| RECORDS SUPPLIED |
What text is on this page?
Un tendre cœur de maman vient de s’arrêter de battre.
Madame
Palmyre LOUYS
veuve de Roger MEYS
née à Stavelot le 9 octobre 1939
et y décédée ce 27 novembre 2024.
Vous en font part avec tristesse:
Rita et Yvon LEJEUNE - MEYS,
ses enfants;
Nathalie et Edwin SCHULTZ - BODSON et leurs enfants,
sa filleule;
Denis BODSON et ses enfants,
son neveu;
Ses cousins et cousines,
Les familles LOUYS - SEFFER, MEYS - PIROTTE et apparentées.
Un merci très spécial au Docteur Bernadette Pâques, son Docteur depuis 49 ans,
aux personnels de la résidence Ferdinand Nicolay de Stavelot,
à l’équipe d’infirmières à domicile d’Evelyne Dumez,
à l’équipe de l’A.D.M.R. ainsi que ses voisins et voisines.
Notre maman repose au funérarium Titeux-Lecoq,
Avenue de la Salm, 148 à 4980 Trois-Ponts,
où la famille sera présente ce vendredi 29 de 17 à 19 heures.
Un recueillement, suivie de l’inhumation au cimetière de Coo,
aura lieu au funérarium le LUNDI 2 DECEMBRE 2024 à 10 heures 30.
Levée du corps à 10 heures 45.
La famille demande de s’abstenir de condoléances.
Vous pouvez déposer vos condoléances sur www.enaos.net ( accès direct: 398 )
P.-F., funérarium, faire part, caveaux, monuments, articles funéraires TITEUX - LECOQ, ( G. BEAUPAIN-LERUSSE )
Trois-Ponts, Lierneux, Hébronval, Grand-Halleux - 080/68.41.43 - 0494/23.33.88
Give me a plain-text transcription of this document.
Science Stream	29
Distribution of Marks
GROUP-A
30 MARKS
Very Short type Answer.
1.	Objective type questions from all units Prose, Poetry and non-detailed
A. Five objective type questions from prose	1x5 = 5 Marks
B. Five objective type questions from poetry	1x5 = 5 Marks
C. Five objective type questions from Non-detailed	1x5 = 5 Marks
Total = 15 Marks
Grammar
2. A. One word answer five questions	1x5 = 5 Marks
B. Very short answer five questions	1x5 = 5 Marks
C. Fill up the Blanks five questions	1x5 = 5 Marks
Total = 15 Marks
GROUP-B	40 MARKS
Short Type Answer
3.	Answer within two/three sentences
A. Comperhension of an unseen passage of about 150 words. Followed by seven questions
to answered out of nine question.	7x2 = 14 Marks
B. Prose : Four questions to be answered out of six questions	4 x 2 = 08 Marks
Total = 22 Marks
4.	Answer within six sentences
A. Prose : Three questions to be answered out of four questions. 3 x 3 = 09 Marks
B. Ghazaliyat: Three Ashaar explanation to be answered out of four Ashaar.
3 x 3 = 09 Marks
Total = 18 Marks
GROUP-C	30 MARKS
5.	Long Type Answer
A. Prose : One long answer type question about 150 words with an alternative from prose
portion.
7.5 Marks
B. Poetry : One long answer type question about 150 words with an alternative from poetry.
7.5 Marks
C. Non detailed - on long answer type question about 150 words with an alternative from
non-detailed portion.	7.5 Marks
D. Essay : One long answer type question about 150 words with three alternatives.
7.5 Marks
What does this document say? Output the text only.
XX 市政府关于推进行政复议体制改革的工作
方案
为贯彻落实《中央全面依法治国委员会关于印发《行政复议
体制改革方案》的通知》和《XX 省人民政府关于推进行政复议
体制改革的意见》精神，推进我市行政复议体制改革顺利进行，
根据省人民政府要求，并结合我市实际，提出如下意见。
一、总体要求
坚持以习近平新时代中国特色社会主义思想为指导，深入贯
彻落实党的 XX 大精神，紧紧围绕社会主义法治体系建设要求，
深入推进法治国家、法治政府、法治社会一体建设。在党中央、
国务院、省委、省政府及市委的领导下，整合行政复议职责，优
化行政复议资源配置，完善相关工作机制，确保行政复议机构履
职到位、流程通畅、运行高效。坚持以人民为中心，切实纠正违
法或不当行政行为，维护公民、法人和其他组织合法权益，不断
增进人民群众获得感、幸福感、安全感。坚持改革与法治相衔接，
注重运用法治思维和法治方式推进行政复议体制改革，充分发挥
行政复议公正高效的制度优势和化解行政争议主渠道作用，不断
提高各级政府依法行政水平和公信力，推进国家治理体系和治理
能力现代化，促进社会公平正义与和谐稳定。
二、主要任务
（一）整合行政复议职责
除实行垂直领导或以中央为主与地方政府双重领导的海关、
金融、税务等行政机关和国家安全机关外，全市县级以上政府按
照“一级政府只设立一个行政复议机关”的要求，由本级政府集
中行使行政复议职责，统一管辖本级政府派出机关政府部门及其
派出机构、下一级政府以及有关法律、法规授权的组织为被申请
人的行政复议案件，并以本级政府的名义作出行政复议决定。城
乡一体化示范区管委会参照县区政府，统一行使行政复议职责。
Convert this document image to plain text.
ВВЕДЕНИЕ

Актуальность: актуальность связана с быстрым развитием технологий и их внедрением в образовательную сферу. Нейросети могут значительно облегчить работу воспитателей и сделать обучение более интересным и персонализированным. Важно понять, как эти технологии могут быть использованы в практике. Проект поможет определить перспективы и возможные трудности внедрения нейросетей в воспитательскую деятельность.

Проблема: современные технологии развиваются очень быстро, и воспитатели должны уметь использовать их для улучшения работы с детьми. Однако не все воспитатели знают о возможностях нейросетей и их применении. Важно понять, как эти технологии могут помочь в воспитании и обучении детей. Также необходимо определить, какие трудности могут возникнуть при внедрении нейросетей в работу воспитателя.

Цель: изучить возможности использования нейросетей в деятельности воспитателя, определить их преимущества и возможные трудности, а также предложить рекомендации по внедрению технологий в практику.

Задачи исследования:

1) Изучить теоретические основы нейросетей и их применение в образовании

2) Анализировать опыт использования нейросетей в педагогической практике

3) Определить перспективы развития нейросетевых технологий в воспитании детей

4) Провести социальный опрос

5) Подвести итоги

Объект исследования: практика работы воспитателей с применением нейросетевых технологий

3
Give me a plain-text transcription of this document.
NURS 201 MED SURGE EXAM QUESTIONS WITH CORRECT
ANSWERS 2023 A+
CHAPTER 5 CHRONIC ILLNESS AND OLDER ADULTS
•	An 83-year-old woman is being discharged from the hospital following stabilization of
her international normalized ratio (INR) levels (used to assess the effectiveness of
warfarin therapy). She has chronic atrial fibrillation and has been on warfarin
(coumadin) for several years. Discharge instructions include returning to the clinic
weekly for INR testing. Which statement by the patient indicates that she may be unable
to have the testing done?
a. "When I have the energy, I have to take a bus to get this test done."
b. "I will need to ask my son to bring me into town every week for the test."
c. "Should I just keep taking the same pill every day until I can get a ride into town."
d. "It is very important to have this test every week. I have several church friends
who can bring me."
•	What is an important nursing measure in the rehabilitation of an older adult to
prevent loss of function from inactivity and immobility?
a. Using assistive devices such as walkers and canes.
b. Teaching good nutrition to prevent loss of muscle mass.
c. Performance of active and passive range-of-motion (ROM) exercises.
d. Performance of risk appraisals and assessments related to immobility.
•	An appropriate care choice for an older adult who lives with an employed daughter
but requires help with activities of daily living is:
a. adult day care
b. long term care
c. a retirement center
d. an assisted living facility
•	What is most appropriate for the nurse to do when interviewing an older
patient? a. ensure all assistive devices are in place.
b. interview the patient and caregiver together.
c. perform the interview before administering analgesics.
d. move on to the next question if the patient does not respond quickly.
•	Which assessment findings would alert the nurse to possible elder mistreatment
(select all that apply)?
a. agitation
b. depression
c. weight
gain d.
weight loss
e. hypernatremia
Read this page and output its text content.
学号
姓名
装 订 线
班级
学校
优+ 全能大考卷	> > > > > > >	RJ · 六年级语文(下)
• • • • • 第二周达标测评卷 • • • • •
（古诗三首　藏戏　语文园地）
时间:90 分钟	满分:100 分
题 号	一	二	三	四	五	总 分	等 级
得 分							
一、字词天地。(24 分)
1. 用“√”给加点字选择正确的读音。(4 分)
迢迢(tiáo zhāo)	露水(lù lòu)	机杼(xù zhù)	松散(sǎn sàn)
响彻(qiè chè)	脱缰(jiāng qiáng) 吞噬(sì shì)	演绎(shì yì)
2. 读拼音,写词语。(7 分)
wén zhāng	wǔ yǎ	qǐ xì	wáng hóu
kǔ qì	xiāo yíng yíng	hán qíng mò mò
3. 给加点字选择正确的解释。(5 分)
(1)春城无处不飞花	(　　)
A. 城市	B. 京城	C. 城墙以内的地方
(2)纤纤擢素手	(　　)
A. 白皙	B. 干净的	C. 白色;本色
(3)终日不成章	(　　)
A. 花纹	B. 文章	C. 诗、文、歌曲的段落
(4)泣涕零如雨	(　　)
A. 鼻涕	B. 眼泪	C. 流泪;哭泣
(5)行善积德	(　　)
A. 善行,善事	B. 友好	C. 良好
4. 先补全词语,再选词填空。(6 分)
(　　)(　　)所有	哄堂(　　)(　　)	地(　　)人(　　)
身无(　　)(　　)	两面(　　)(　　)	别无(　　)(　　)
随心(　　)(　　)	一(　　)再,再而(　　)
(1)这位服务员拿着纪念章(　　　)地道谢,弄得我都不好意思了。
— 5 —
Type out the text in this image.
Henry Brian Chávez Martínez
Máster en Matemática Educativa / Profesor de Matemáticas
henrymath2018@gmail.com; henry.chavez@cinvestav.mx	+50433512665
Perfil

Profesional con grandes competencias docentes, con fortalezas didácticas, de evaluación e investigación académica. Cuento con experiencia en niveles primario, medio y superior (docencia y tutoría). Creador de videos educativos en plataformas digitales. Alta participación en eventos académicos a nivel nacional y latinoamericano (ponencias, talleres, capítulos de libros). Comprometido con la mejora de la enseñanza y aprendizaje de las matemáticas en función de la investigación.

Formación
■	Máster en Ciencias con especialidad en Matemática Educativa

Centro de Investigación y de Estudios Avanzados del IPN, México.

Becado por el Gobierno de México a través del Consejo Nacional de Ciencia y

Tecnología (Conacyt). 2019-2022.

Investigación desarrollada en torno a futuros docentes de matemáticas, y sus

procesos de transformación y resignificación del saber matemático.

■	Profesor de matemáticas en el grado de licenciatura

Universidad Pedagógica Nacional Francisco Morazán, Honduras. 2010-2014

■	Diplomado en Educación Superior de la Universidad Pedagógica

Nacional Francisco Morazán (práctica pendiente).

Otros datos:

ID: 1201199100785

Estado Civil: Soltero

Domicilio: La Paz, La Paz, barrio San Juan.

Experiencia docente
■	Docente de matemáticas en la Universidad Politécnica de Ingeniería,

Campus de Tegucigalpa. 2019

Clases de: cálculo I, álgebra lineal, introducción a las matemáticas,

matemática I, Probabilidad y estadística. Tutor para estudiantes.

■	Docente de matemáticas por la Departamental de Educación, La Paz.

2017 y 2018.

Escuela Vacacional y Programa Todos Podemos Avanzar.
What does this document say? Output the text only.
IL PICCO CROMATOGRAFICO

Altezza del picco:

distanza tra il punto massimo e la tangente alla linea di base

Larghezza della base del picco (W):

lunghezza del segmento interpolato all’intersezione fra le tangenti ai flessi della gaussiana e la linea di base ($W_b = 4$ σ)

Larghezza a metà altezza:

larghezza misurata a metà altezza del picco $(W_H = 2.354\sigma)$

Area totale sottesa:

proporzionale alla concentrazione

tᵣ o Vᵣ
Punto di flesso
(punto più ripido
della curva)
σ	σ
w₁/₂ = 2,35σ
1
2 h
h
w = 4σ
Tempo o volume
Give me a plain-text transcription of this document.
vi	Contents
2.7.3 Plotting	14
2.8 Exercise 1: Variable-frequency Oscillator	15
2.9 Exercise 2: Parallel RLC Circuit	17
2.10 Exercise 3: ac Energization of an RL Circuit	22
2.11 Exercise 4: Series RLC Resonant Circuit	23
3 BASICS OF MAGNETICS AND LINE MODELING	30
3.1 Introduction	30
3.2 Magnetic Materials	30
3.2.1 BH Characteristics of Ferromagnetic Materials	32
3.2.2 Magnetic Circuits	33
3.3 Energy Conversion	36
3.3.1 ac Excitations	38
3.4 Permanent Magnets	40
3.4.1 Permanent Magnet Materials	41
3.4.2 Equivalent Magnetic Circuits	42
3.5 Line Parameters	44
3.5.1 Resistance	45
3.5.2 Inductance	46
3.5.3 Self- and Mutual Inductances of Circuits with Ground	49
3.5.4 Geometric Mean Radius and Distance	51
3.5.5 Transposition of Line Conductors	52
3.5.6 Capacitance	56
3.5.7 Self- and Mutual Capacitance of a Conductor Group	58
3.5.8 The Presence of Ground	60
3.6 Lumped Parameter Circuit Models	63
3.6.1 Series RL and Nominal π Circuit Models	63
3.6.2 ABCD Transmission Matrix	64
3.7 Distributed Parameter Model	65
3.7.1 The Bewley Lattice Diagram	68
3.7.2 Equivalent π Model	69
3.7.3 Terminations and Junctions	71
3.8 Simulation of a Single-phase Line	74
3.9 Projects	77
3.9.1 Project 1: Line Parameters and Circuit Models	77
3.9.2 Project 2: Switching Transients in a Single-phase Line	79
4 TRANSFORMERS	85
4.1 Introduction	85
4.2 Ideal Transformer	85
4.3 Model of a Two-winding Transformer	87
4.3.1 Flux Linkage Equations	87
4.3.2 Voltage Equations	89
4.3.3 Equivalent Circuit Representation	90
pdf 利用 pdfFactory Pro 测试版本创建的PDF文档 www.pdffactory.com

| WHAT YOU WILL DO |
Copy every line in the listing above where the string "équipe" turns up.

| FINAL RESULT |
à l’équipe d’infirmières à domicile d’Evelyne Dumez,
à l’équipe de l’A.D.M.R. ainsi que ses voisins et voisines.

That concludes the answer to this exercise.